TASK DIRECTIONS:
From the records below, copy every line that contains the word "истории".

Extracted data entries
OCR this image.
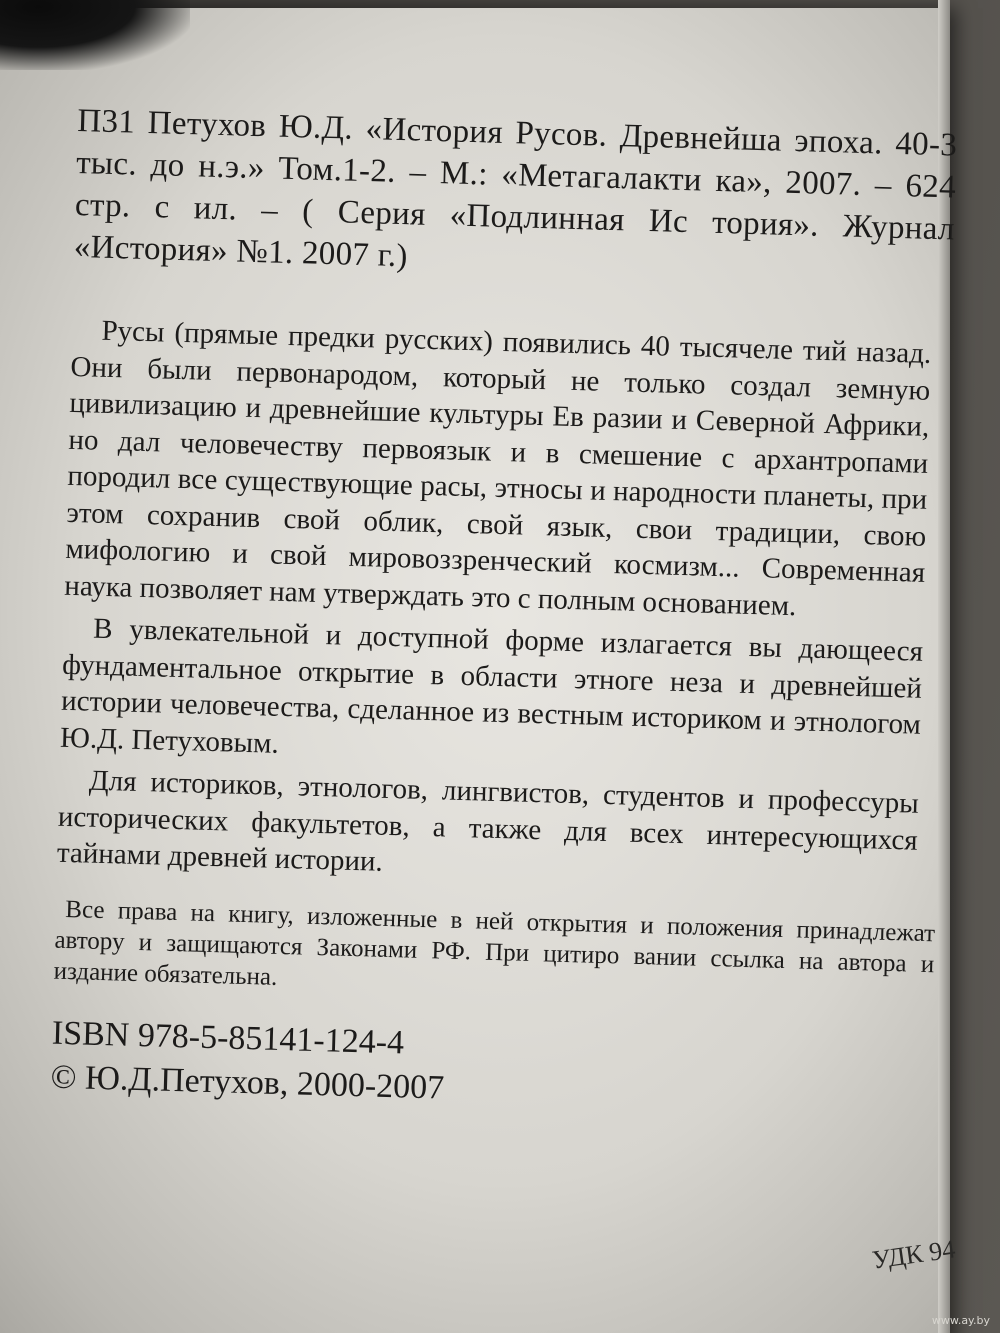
П31 Петухов Ю.Д. «История Русов. Древнейша эпоха. 40-3 тыс. до н.э.» Том.1-2. – М.: «Метагалакти ка», 2007. – 624 стр. с ил. – ( Серия «Подлинная Ис тория». Журнал «История» №1. 2007 г.)

Русы (прямые предки русских) появились 40 тысячеле тий назад. Они были первонародом, который не только создал земную цивилизацию и древнейшие культуры Ев разии и Северной Африки, но дал человечеству первоязык и в смешение с архантропами породил все существующие расы, этносы и народности планеты, при этом сохранив свой облик, свой язык, свои традиции, свою мифологию и свой мировоззренческий космизм... Современная наука позволяет нам утверждать это с полным основанием.

В увлекательной и доступной форме излагается вы дающееся фундаментальное открытие в области этноге неза и древнейшей истории человечества, сделанное из вестным историком и этнологом Ю.Д. Петуховым.

Для историков, этнологов, лингвистов, студентов и профессуры исторических факультетов, а также для всех интересующихся тайнами древней истории.

Все права на книгу, изложенные в ней открытия и положения принадлежат автору и защищаются Законами РФ. При цитиро вании ссылка на автора и издание обязательна.

ISBN 978-5-85141-124-4

© Ю.Д.Петухов, 2000-2007

УДК 94
www.ay.by
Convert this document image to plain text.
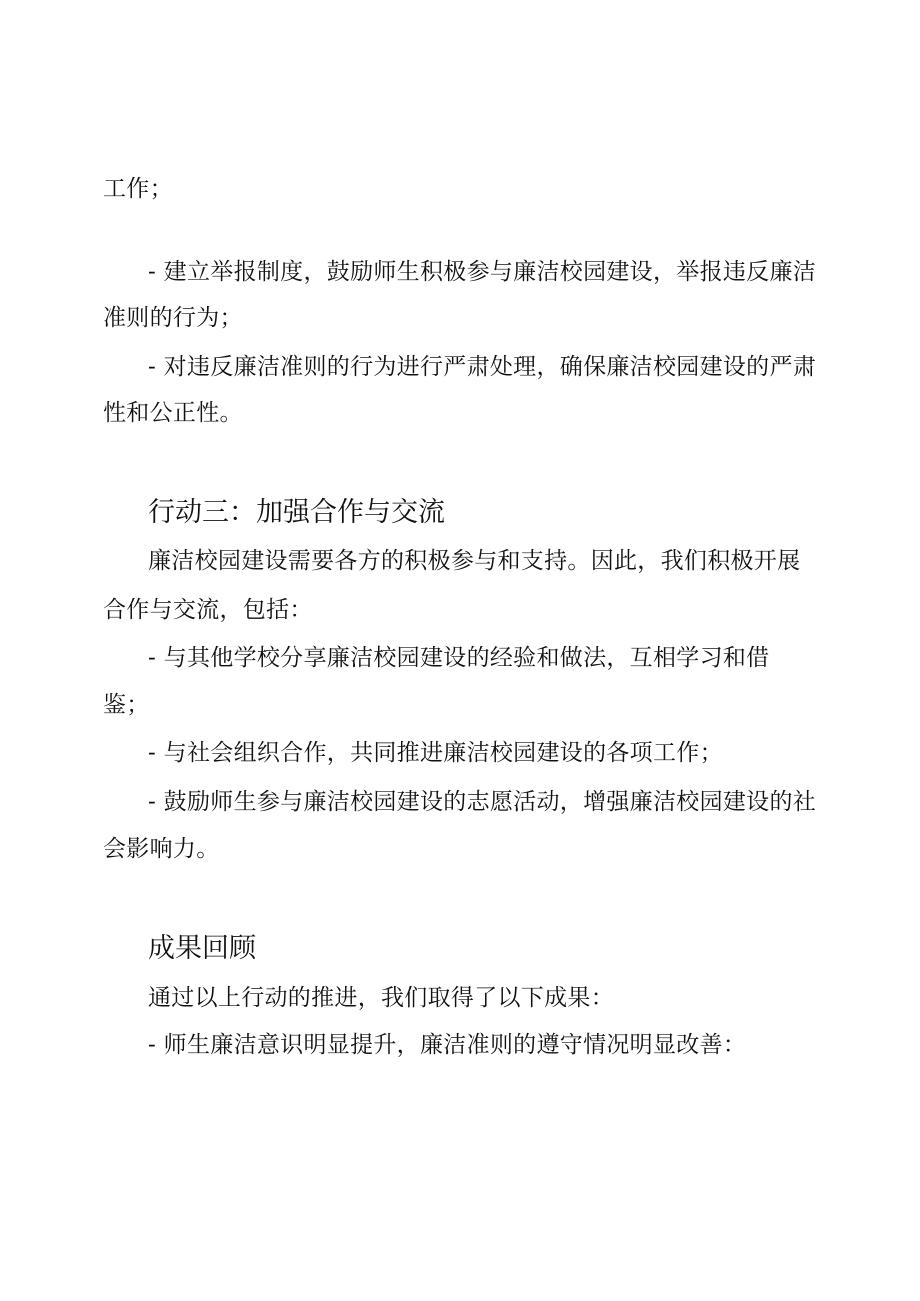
工作；
- 建立举报制度，鼓励师生积极参与廉洁校园建设，举报违反廉洁
准则的行为；
- 对违反廉洁准则的行为进行严肃处理，确保廉洁校园建设的严肃
性和公正性。
行动三：加强合作与交流
廉洁校园建设需要各方的积极参与和支持。因此，我们积极开展
合作与交流，包括：
- 与其他学校分享廉洁校园建设的经验和做法，互相学习和借
鉴；
- 与社会组织合作，共同推进廉洁校园建设的各项工作；
- 鼓励师生参与廉洁校园建设的志愿活动，增强廉洁校园建设的社
会影响力。
成果回顾
通过以上行动的推进，我们取得了以下成果：
- 师生廉洁意识明显提升，廉洁准则的遵守情况明显改善：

FULL ANSWER:
В увлекательной и доступной форме излагается вы дающееся фундаментальное открытие в области этноге неза и древнейшей истории человечества, сделанное из вестным историком и этнологом Ю.Д. Петуховым.
Для историков, этнологов, лингвистов, студентов и профессуры исторических факультетов, а также для всех интересующихся тайнами древней истории.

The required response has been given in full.